→ **The input**
-- BEGIN --

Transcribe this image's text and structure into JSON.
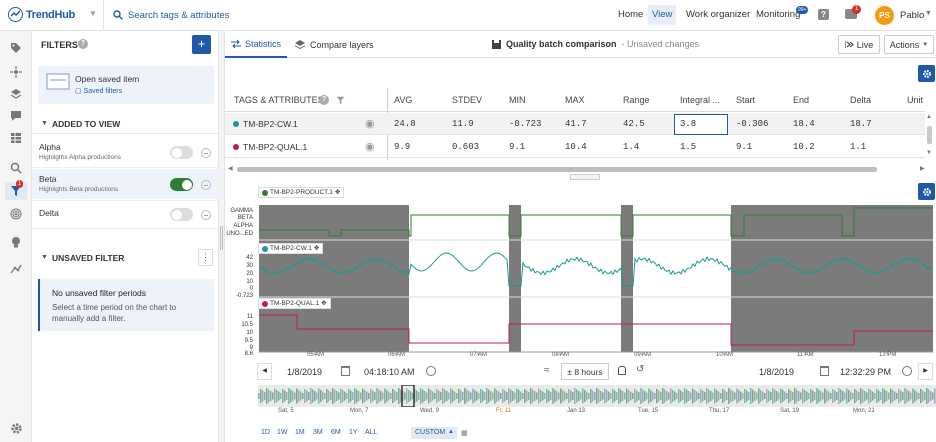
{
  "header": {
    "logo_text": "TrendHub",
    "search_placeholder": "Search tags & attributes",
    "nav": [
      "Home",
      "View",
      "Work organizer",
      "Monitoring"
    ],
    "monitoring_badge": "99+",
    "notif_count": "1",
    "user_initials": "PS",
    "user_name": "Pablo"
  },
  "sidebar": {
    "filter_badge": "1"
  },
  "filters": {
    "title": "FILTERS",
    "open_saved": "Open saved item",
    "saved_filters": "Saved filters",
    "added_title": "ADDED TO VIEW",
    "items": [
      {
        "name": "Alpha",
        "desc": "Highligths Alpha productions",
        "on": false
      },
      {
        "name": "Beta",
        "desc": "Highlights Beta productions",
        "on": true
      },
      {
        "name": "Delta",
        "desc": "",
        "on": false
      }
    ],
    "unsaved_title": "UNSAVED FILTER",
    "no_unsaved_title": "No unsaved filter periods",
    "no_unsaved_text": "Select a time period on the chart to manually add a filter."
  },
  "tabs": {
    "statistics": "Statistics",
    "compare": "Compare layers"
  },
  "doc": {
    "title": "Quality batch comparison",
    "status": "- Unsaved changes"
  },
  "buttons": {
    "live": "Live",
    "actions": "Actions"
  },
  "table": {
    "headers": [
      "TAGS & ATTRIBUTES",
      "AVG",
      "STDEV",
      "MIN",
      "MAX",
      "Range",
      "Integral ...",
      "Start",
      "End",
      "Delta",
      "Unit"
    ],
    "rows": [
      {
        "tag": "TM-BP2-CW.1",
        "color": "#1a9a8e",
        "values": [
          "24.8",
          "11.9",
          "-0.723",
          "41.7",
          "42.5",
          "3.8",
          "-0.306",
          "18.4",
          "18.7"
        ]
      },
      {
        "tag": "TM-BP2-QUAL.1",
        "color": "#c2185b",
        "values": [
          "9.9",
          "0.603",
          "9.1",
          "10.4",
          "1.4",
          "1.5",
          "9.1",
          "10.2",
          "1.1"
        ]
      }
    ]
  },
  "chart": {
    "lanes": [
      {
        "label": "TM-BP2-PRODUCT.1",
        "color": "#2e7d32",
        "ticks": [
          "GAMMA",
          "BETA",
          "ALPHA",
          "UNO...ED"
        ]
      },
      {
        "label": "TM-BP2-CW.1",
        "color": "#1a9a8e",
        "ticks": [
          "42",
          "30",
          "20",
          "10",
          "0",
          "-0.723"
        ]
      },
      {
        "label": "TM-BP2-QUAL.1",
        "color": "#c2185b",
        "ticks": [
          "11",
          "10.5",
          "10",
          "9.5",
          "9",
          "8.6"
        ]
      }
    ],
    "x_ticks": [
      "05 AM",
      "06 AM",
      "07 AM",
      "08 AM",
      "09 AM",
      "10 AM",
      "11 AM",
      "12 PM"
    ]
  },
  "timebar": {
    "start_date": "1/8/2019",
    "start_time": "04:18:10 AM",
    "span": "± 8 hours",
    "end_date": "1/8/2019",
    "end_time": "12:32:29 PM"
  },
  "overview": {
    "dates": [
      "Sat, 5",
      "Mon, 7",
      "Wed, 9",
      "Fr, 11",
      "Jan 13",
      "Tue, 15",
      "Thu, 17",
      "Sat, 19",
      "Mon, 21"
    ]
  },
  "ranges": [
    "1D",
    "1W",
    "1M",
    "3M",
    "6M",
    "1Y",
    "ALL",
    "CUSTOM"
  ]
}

-- END --

All of the lines above should be retyped precisely, apart from the pictures.

Transcribe this image's text and structure into JSON.
{
  "header": {
    "logo_text": "TrendHub",
    "search_placeholder": "Search tags & attributes",
    "nav": [
      "Home",
      "View",
      "Work organizer",
      "Monitoring"
    ],
    "monitoring_badge": "99+",
    "notif_count": "1",
    "user_initials": "PS",
    "user_name": "Pablo"
  },
  "sidebar": {
    "filter_badge": "1"
  },
  "filters": {
    "title": "FILTERS",
    "open_saved": "Open saved item",
    "saved_filters": "Saved filters",
    "added_title": "ADDED TO VIEW",
    "items": [
      {
        "name": "Alpha",
        "desc": "Highligths Alpha productions",
        "on": false
      },
      {
        "name": "Beta",
        "desc": "Highlights Beta productions",
        "on": true
      },
      {
        "name": "Delta",
        "desc": "",
        "on": false
      }
    ],
    "unsaved_title": "UNSAVED FILTER",
    "no_unsaved_title": "No unsaved filter periods",
    "no_unsaved_text": "Select a time period on the chart to manually add a filter."
  },
  "tabs": {
    "statistics": "Statistics",
    "compare": "Compare layers"
  },
  "doc": {
    "title": "Quality batch comparison",
    "status": "- Unsaved changes"
  },
  "buttons": {
    "live": "Live",
    "actions": "Actions"
  },
  "table": {
    "headers": [
      "TAGS & ATTRIBUTES",
      "AVG",
      "STDEV",
      "MIN",
      "MAX",
      "Range",
      "Integral ...",
      "Start",
      "End",
      "Delta",
      "Unit"
    ],
    "rows": [
      {
        "tag": "TM-BP2-CW.1",
        "color": "#1a9a8e",
        "values": [
          "24.8",
          "11.9",
          "-0.723",
          "41.7",
          "42.5",
          "3.8",
          "-0.306",
          "18.4",
          "18.7"
        ]
      },
      {
        "tag": "TM-BP2-QUAL.1",
        "color": "#c2185b",
        "values": [
          "9.9",
          "0.603",
          "9.1",
          "10.4",
          "1.4",
          "1.5",
          "9.1",
          "10.2",
          "1.1"
        ]
      }
    ]
  },
  "chart": {
    "lanes": [
      {
        "label": "TM-BP2-PRODUCT.1",
        "color": "#2e7d32",
        "ticks": [
          "GAMMA",
          "BETA",
          "ALPHA",
          "UNO...ED"
        ]
      },
      {
        "label": "TM-BP2-CW.1",
        "color": "#1a9a8e",
        "ticks": [
          "42",
          "30",
          "20",
          "10",
          "0",
          "-0.723"
        ]
      },
      {
        "label": "TM-BP2-QUAL.1",
        "color": "#c2185b",
        "ticks": [
          "11",
          "10.5",
          "10",
          "9.5",
          "9",
          "8.6"
        ]
      }
    ],
    "x_ticks": [
      "05 AM",
      "06 AM",
      "07 AM",
      "08 AM",
      "09 AM",
      "10 AM",
      "11 AM",
      "12 PM"
    ]
  },
  "timebar": {
    "start_date": "1/8/2019",
    "start_time": "04:18:10 AM",
    "span": "± 8 hours",
    "end_date": "1/8/2019",
    "end_time": "12:32:29 PM"
  },
  "overview": {
    "dates": [
      "Sat, 5",
      "Mon, 7",
      "Wed, 9",
      "Fr, 11",
      "Jan 13",
      "Tue, 15",
      "Thu, 17",
      "Sat, 19",
      "Mon, 21"
    ]
  },
  "ranges": [
    "1D",
    "1W",
    "1M",
    "3M",
    "6M",
    "1Y",
    "ALL",
    "CUSTOM"
  ]
}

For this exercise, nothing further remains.